• What to do
Copy nothing before the line that contains "Transcribe the text in this document."; from there, transcribe each line exactly through the end of the material, omitting pictures.

-*-

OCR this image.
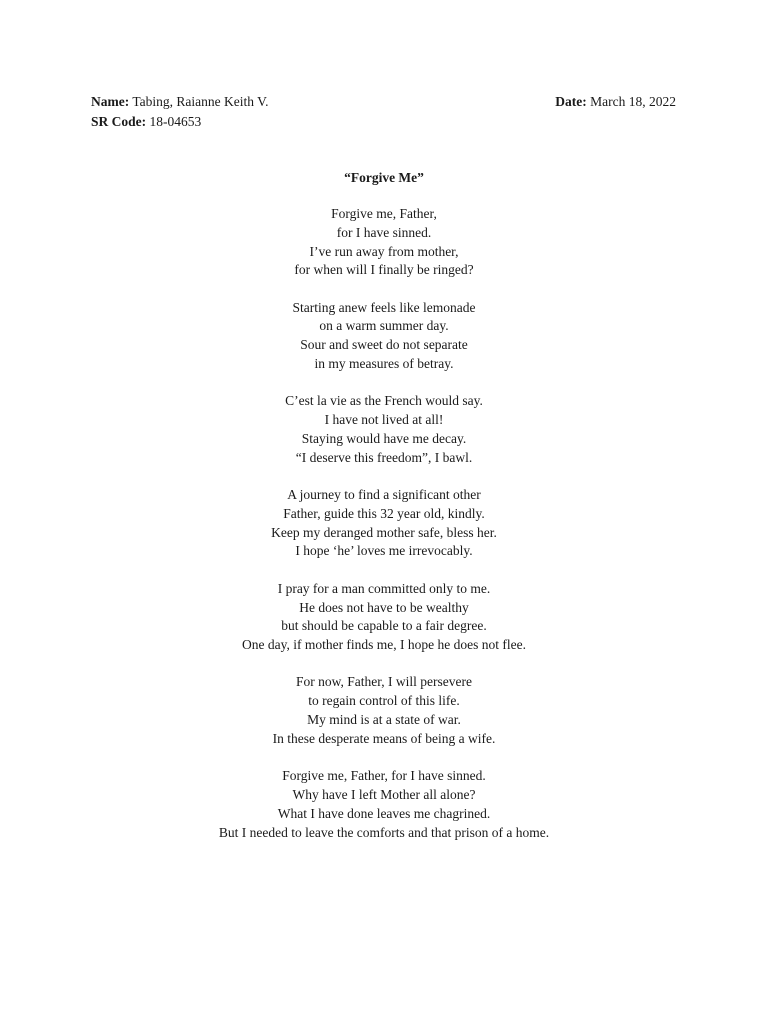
Name: Tabing, Raianne Keith V.
SR Code: 18-04653
Date: March 18, 2022
“Forgive Me”
Forgive me, Father,
for I have sinned.
I’ve run away from mother,
for when will I finally be ringed?
Starting anew feels like lemonade
on a warm summer day.
Sour and sweet do not separate
in my measures of betray.
C’est la vie as the French would say.
I have not lived at all!
Staying would have me decay.
“I deserve this freedom”, I bawl.
A journey to find a significant other
Father, guide this 32 year old, kindly.
Keep my deranged mother safe, bless her.
I hope ‘he’ loves me irrevocably.
I pray for a man committed only to me.
He does not have to be wealthy
but should be capable to a fair degree.
One day, if mother finds me, I hope he does not flee.
For now, Father, I will persevere
to regain control of this life.
My mind is at a state of war.
In these desperate means of being a wife.
Forgive me, Father, for I have sinned.
Why have I left Mother all alone?
What I have done leaves me chagrined.
But I needed to leave the comforts and that prison of a home.
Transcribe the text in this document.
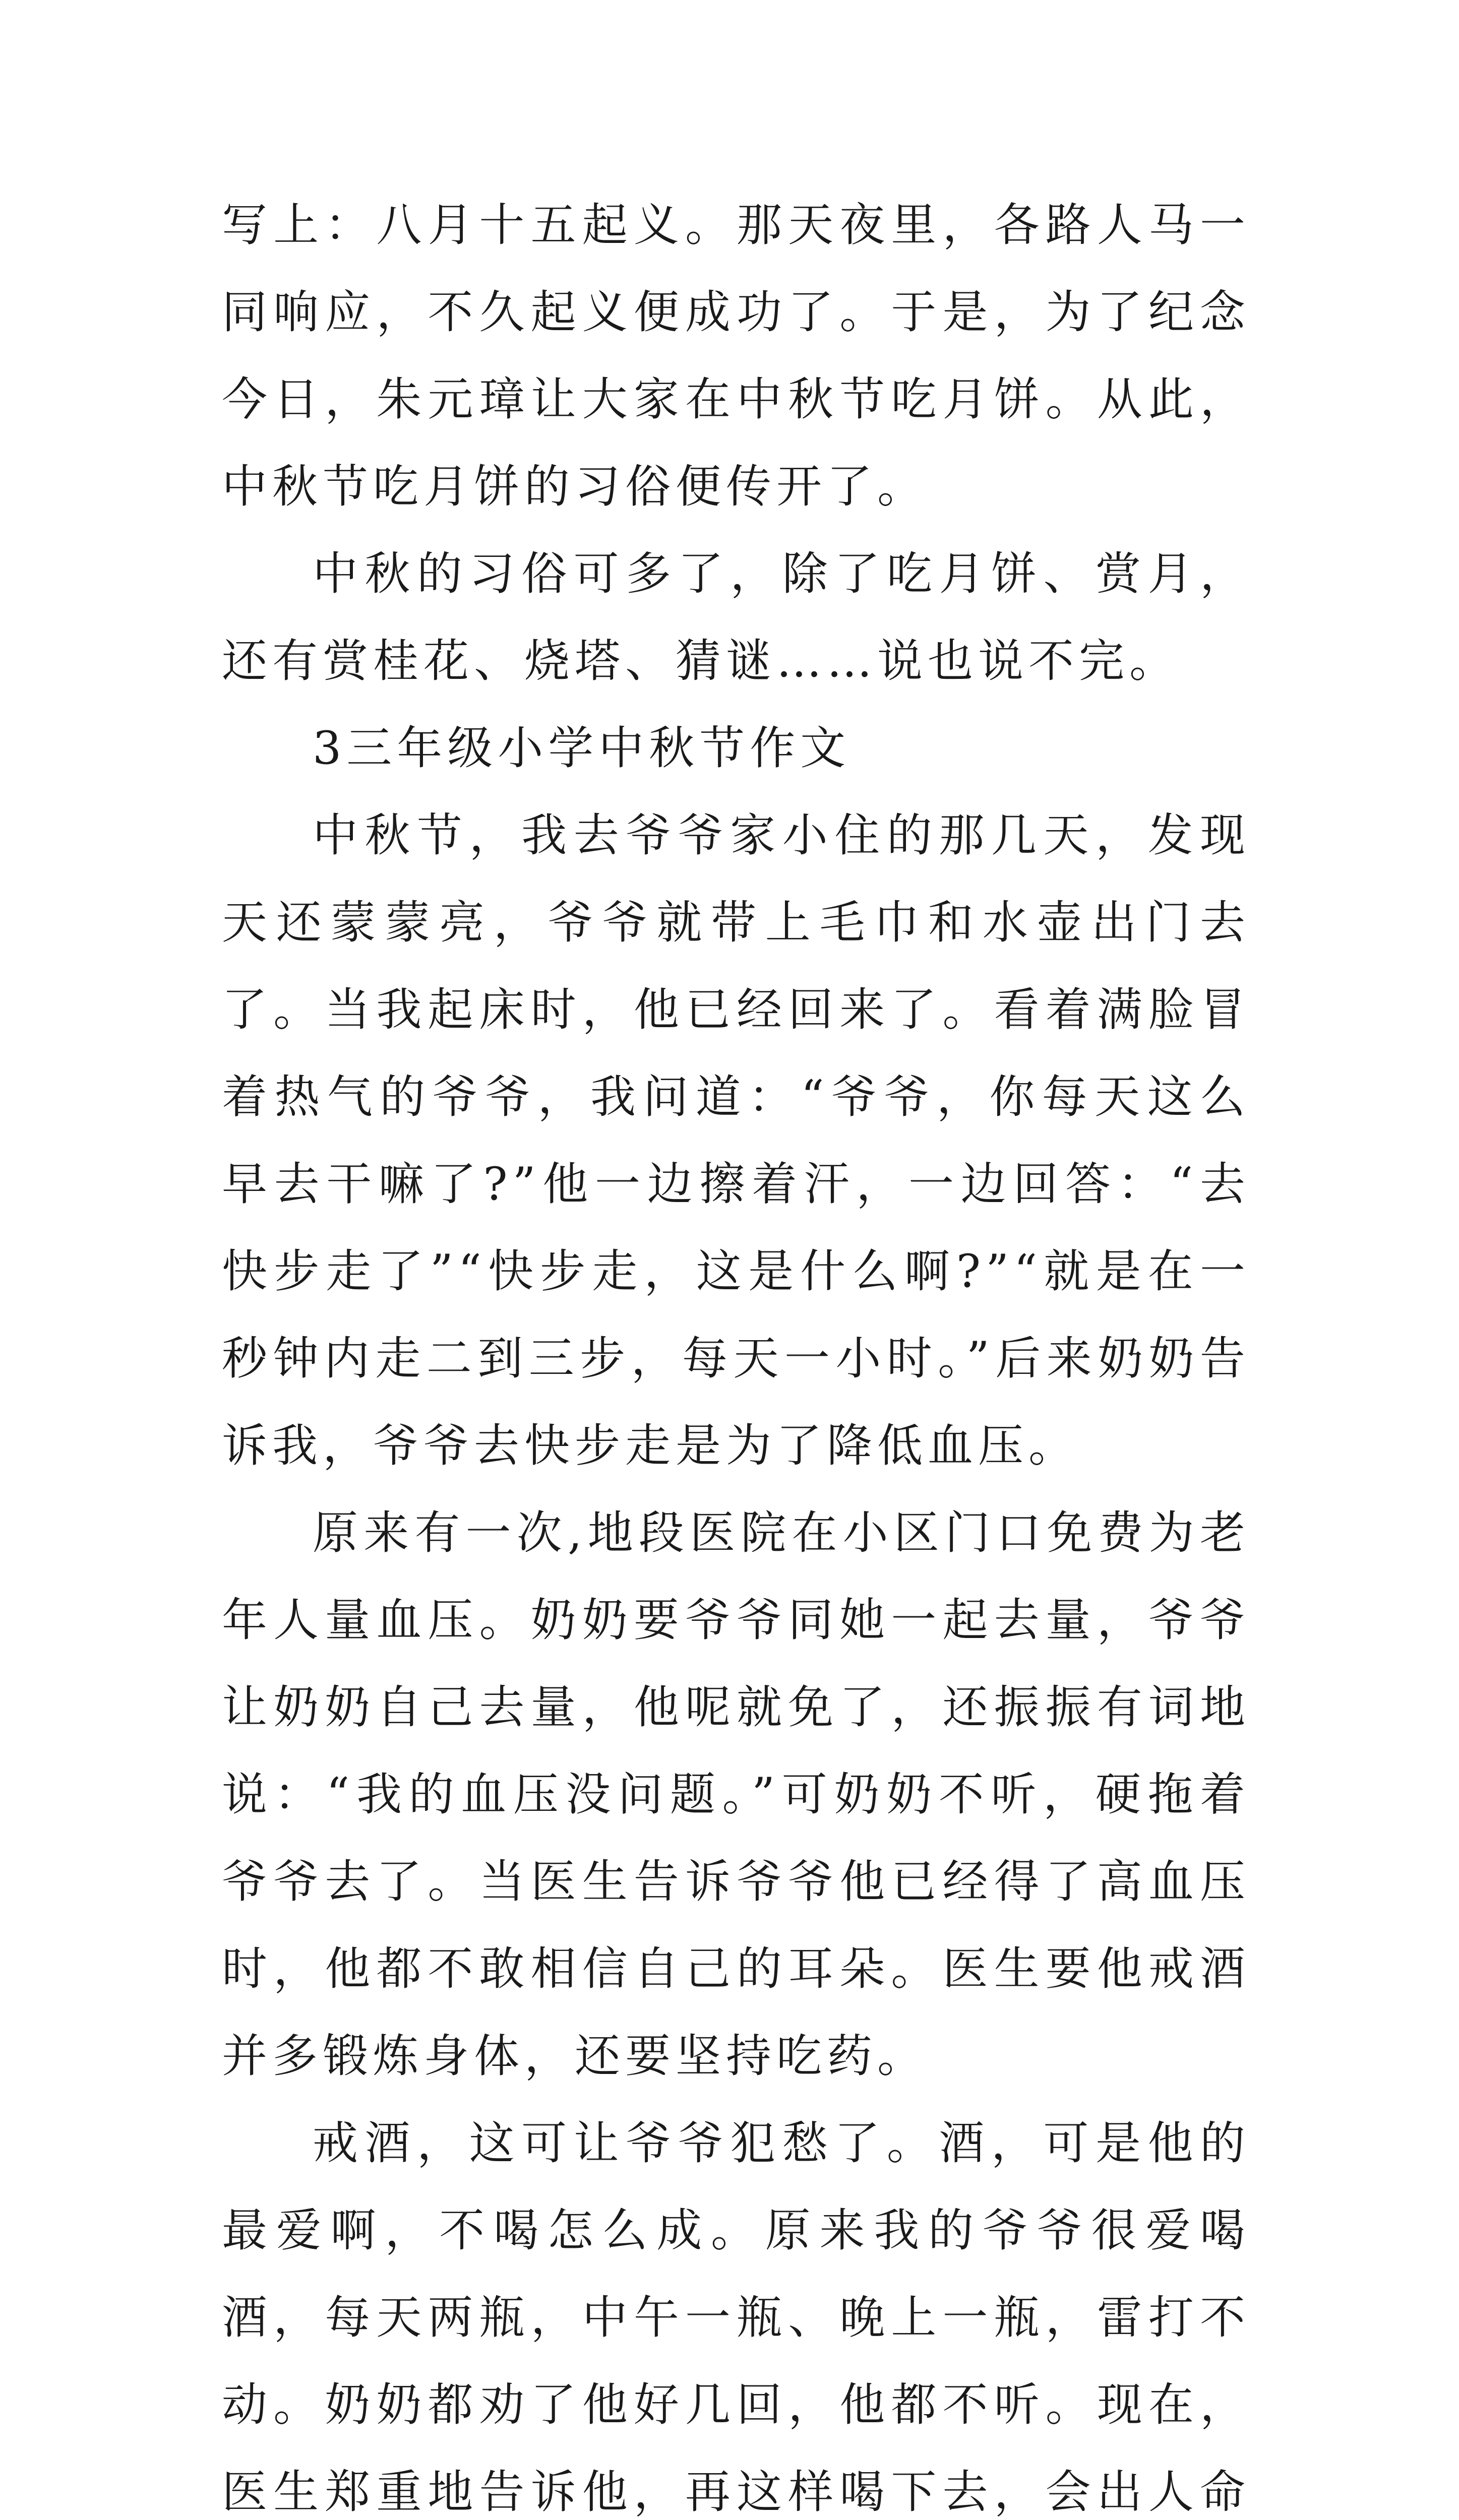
写上：八月十五起义。那天夜里，各路人马一同响应，不久起义便成功了。于是，为了纪念今日，朱元璋让大家在中秋节吃月饼。从此，中秋节吃月饼的习俗便传开了。

中秋的习俗可多了，除了吃月饼、赏月，还有赏桂花、烧塔、猜谜……说也说不完。

3三年级小学中秋节作文

中秋节，我去爷爷家小住的那几天，发现天还蒙蒙亮，爷爷就带上毛巾和水壶出门去了。当我起床时，他已经回来了。看着满脸冒着热气的爷爷，我问道：“爷爷，你每天这么早去干嘛了?”他一边擦着汗，一边回答：“去快步走了”“快步走，这是什么啊?”“就是在一秒钟内走二到三步，每天一小时。”后来奶奶告诉我，爷爷去快步走是为了降低血压。

原来有一次,地段医院在小区门口免费为老年人量血压。奶奶要爷爷同她一起去量，爷爷让奶奶自己去量，他呢就免了，还振振有词地说：“我的血压没问题。”可奶奶不听，硬拖着爷爷去了。当医生告诉爷爷他已经得了高血压时，他都不敢相信自己的耳朵。医生要他戒酒并多锻炼身体，还要坚持吃药。

戒酒，这可让爷爷犯愁了。酒，可是他的最爱啊，不喝怎么成。原来我的爷爷很爱喝酒，每天两瓶，中午一瓶、晚上一瓶，雷打不动。奶奶都劝了他好几回，他都不听。现在，医生郑重地告诉他，再这样喝下去，会出人命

-*-

• Answer to the task
Transcribe the text in this document.
写上：八月十五起义。那天夜里，各路人马一同响应，不久起义便成功了。于是，为了纪念今日，朱元璋让大家在中秋节吃月饼。从此，中秋节吃月饼的习俗便传开了。

中秋的习俗可多了，除了吃月饼、赏月，还有赏桂花、烧塔、猜谜……说也说不完。

3三年级小学中秋节作文

中秋节，我去爷爷家小住的那几天，发现天还蒙蒙亮，爷爷就带上毛巾和水壶出门去了。当我起床时，他已经回来了。看着满脸冒着热气的爷爷，我问道：“爷爷，你每天这么早去干嘛了?”他一边擦着汗，一边回答：“去快步走了”“快步走，这是什么啊?”“就是在一秒钟内走二到三步，每天一小时。”后来奶奶告诉我，爷爷去快步走是为了降低血压。

原来有一次,地段医院在小区门口免费为老年人量血压。奶奶要爷爷同她一起去量，爷爷让奶奶自己去量，他呢就免了，还振振有词地说：“我的血压没问题。”可奶奶不听，硬拖着爷爷去了。当医生告诉爷爷他已经得了高血压时，他都不敢相信自己的耳朵。医生要他戒酒并多锻炼身体，还要坚持吃药。

戒酒，这可让爷爷犯愁了。酒，可是他的最爱啊，不喝怎么成。原来我的爷爷很爱喝酒，每天两瓶，中午一瓶、晚上一瓶，雷打不动。奶奶都劝了他好几回，他都不听。现在，医生郑重地告诉他，再这样喝下去，会出人命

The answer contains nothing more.